======== Provided records ========

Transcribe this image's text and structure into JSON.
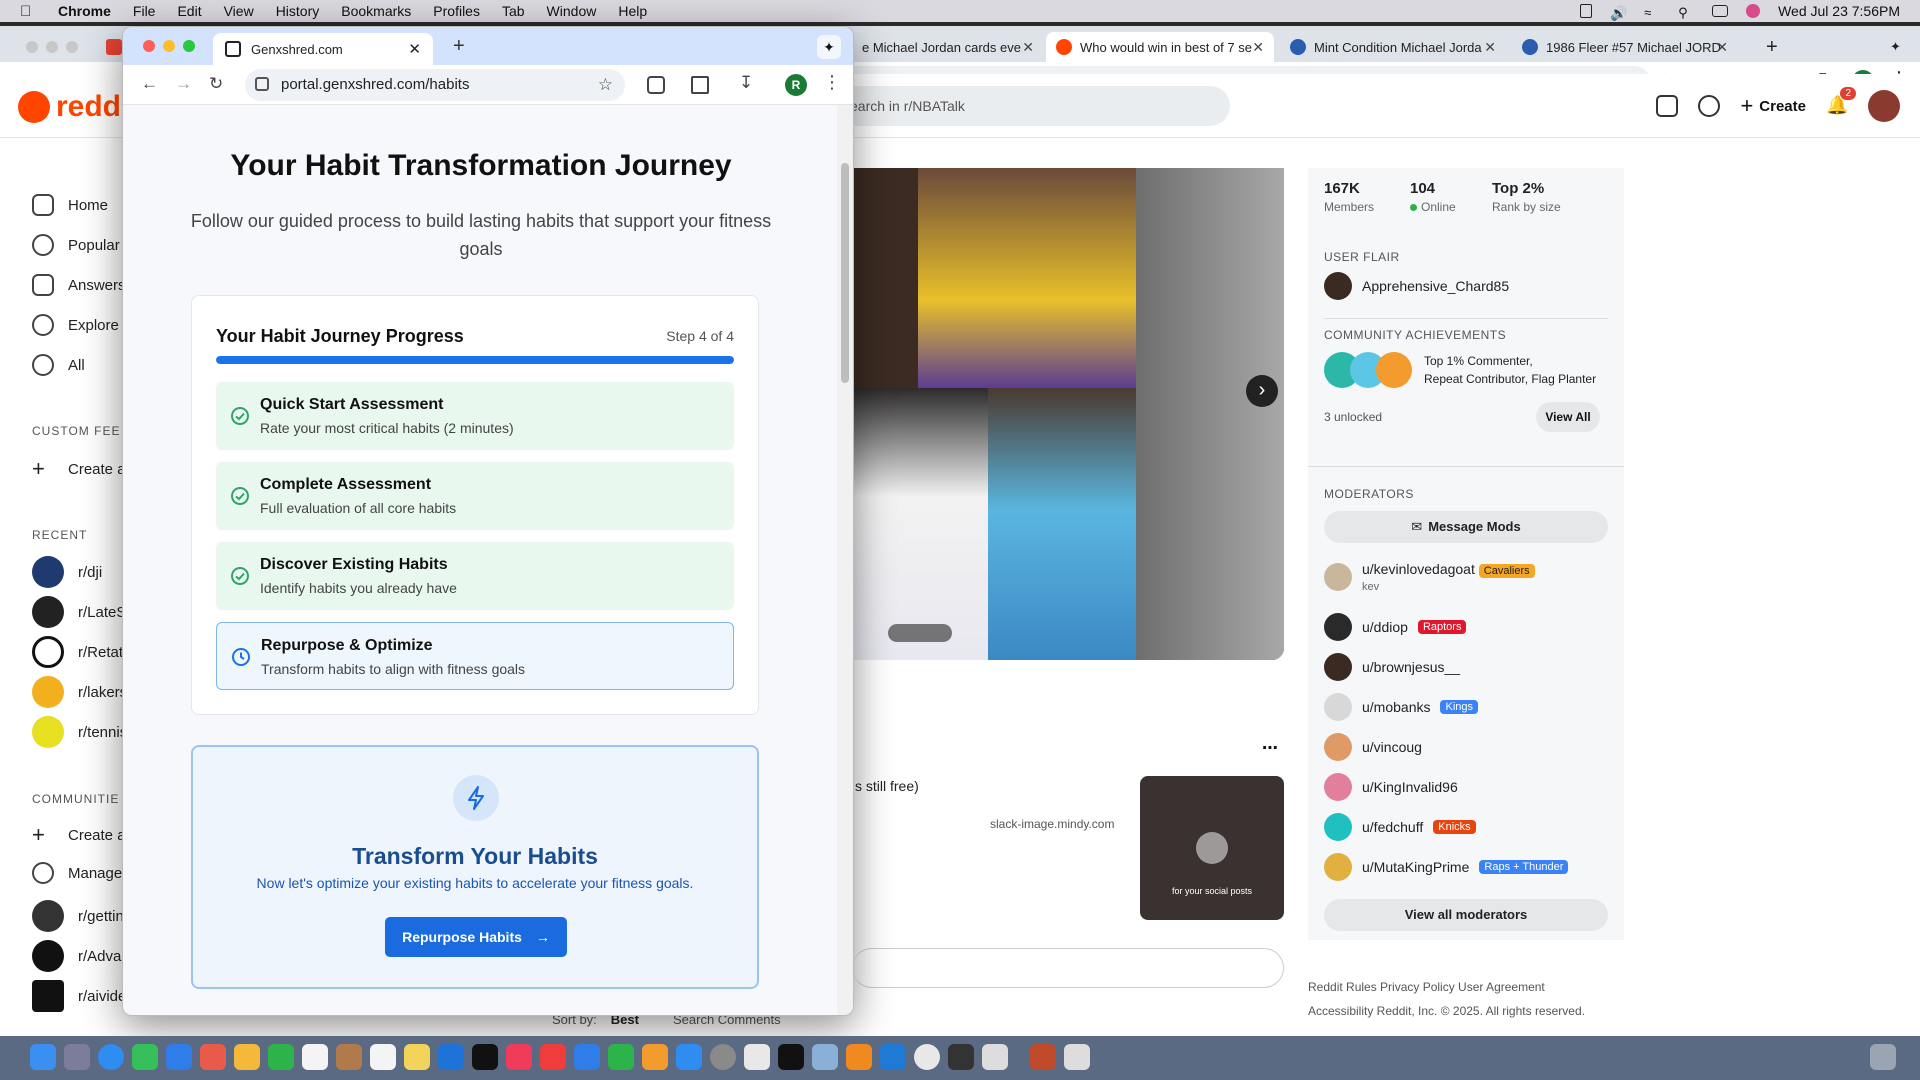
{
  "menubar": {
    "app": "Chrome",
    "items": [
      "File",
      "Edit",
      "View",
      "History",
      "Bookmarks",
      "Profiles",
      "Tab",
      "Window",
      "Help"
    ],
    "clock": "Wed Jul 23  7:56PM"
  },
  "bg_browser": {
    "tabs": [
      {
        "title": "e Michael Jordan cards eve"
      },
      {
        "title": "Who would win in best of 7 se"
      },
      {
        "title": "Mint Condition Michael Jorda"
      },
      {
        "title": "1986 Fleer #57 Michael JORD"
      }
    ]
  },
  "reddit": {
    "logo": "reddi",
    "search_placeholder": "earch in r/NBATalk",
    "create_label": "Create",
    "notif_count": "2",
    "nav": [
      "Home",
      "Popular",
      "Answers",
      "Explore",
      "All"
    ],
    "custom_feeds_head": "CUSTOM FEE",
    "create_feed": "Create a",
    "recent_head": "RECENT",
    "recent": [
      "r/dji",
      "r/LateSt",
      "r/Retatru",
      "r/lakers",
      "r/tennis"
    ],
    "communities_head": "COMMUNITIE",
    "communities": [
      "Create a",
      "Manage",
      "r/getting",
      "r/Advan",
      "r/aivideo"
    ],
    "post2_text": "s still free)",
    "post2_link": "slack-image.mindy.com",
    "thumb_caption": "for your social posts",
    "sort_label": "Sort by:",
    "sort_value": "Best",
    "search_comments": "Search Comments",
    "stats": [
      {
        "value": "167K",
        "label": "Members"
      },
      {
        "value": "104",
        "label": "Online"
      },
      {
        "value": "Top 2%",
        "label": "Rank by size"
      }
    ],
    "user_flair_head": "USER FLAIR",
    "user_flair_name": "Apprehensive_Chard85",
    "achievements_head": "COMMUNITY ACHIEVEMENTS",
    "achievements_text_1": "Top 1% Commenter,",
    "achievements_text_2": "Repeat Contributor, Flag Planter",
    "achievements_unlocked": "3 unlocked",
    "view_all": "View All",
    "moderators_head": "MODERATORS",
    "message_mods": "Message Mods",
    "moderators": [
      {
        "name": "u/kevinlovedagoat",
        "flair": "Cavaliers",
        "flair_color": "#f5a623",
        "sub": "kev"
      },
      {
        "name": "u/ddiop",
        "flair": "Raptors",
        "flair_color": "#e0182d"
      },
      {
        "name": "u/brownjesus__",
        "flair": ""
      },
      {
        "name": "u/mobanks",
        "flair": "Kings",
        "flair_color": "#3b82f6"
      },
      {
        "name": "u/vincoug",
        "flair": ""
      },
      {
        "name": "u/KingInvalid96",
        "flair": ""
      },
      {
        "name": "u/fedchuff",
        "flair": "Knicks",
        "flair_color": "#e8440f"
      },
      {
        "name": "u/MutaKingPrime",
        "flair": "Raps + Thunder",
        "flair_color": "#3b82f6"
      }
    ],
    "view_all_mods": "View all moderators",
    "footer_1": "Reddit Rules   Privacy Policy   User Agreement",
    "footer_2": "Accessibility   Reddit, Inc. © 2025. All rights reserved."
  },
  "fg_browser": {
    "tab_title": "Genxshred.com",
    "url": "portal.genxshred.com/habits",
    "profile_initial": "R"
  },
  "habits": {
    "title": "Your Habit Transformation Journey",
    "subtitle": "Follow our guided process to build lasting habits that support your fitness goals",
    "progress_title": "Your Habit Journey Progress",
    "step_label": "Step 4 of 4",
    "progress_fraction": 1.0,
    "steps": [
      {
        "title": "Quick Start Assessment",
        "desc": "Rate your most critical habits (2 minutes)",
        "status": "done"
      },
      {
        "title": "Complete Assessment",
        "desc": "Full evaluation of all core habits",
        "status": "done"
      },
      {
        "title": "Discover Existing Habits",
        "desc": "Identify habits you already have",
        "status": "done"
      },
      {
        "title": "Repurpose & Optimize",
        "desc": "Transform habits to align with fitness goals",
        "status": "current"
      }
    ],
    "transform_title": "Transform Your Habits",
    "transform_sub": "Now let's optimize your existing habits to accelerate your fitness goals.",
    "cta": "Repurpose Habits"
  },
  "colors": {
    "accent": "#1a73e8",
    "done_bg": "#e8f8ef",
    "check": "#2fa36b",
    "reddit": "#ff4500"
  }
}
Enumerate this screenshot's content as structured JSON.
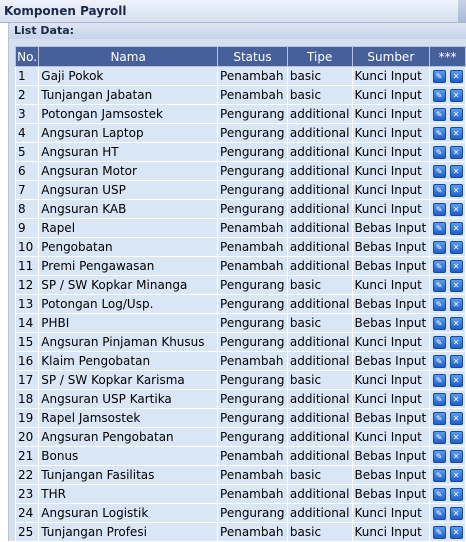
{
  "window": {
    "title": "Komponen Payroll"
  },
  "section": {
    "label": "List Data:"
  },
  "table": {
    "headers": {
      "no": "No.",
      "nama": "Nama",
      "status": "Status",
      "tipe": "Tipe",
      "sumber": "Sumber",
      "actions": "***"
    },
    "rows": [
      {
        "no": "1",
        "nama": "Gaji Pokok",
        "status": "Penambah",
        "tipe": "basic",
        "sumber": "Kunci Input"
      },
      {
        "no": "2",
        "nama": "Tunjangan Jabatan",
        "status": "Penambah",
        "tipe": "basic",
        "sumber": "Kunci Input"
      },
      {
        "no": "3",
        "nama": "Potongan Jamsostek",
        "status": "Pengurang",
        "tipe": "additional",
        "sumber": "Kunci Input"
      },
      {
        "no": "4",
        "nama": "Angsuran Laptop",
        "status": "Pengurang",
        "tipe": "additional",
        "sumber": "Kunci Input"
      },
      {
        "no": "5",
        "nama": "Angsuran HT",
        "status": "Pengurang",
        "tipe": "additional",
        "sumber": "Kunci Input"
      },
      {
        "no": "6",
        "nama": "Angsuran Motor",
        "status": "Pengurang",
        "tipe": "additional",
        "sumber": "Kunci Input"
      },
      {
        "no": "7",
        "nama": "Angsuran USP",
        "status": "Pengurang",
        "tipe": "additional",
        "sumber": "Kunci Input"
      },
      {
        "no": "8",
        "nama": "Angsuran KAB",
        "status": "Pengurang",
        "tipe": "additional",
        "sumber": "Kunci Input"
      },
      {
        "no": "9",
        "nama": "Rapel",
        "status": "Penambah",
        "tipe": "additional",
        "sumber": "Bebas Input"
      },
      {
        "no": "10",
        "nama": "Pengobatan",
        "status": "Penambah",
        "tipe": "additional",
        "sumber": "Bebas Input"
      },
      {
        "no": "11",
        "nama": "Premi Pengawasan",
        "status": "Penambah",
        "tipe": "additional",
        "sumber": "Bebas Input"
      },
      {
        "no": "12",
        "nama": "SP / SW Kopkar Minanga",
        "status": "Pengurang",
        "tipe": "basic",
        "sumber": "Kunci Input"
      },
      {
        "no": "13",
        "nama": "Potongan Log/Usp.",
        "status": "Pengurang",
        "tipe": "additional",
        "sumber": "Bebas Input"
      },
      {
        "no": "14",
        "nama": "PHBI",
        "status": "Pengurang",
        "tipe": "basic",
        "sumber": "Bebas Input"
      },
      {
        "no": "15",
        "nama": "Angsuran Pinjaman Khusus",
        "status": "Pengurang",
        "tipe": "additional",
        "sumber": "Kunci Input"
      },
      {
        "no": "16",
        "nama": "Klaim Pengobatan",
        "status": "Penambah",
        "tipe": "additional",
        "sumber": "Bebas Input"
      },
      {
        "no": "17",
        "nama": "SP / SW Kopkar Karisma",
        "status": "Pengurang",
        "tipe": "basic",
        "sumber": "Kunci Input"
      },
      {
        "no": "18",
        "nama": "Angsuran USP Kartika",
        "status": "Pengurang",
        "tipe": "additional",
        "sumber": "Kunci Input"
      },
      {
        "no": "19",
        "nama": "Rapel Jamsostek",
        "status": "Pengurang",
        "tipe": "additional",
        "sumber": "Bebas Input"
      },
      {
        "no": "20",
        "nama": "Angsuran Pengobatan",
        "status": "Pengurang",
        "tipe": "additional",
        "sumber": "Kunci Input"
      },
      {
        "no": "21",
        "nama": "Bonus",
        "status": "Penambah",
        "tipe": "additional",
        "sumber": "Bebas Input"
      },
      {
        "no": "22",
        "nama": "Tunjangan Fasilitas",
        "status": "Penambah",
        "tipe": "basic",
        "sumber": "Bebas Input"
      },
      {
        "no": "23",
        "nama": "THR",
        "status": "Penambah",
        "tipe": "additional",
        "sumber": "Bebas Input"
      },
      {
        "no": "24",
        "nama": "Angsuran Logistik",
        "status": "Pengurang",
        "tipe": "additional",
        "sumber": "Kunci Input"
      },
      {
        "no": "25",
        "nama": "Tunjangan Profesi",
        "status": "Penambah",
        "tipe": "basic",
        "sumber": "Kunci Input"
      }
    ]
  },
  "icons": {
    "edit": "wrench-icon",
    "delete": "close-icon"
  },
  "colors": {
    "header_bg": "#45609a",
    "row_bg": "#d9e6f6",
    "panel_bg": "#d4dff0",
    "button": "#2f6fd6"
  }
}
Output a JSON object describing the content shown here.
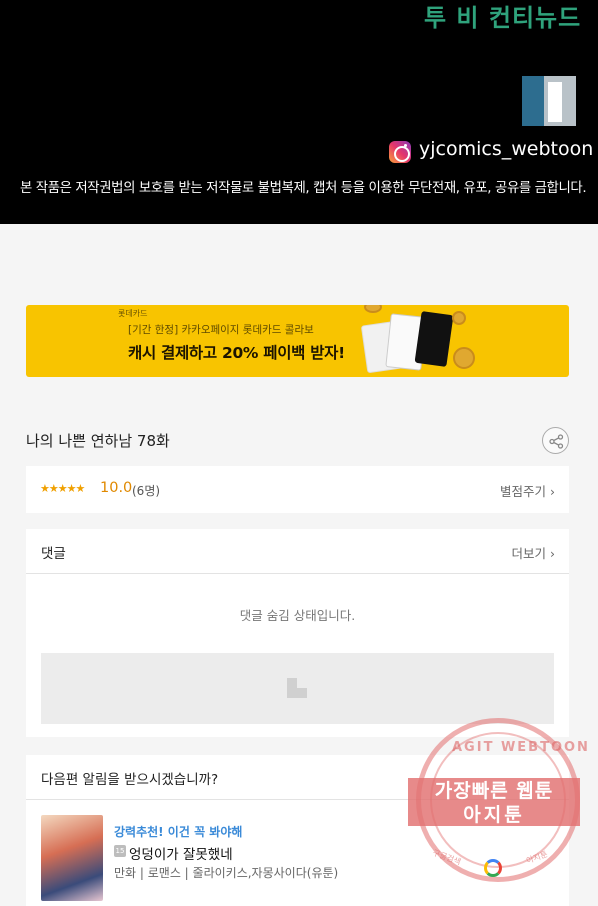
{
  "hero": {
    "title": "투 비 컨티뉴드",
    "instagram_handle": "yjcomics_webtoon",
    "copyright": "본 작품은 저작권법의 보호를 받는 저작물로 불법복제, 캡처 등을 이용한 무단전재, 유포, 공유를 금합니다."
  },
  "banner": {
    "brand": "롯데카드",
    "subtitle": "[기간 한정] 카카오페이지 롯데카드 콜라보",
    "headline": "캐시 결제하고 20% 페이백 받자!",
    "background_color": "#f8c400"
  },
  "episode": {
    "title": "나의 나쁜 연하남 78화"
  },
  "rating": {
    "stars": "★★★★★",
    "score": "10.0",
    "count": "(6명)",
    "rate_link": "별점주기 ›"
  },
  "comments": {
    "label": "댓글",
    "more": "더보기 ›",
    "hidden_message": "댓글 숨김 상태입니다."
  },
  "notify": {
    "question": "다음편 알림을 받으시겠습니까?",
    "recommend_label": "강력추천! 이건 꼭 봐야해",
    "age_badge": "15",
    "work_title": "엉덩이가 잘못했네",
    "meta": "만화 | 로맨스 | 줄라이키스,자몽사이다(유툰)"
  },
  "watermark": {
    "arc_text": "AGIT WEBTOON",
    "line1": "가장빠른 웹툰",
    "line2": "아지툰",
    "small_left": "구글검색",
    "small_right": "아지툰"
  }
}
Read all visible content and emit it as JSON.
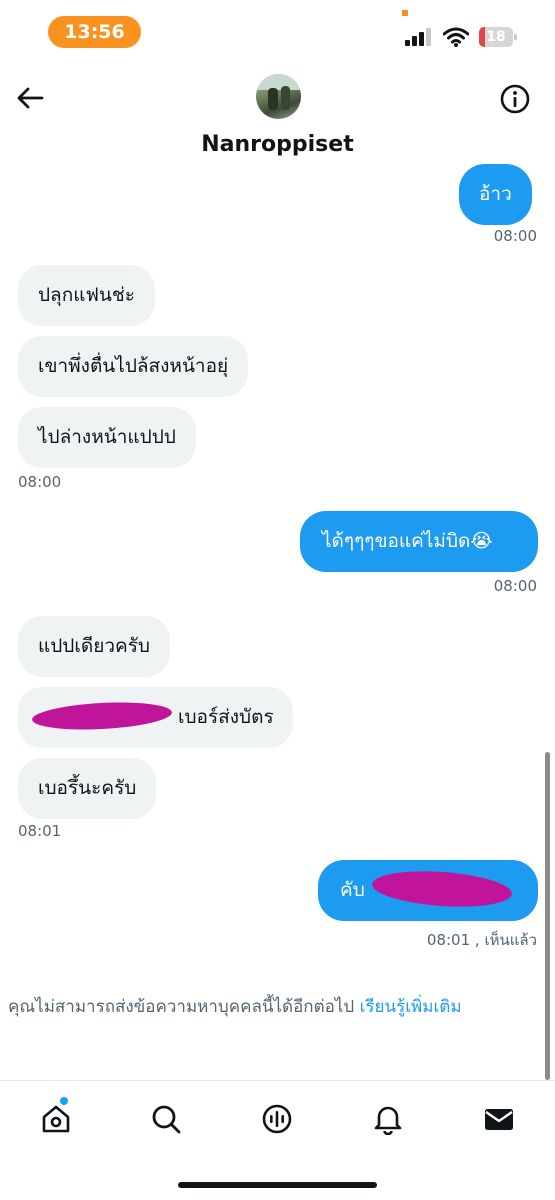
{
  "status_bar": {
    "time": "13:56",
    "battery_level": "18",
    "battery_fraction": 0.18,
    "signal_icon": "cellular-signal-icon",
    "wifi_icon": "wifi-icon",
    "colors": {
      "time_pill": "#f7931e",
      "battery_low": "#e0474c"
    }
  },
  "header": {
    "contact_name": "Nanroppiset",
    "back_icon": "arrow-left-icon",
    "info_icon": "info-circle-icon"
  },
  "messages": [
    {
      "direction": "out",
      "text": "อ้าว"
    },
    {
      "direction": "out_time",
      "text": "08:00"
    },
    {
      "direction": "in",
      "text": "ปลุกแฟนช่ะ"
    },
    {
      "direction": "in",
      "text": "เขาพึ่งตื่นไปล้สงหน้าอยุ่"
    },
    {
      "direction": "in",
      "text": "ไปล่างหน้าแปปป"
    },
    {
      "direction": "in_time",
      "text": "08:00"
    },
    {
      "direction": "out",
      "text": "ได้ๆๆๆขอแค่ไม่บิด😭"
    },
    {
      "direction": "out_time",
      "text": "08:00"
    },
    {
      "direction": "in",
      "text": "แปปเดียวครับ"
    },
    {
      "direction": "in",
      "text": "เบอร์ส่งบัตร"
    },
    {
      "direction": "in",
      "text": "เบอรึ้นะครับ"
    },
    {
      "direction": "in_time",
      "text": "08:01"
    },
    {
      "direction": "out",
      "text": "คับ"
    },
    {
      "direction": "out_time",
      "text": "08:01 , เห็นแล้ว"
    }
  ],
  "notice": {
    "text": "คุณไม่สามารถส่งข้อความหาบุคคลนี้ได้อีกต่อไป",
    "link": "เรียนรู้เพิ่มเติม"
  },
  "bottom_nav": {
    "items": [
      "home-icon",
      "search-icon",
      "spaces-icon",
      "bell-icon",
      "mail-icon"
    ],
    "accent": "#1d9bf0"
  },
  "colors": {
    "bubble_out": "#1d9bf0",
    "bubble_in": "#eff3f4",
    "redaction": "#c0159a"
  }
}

========

Task
Pick out the lines containing the string "Journey".

Final result
    "title": "Your Habit Transformation Journey",
    "progress_title": "Your Habit Journey Progress",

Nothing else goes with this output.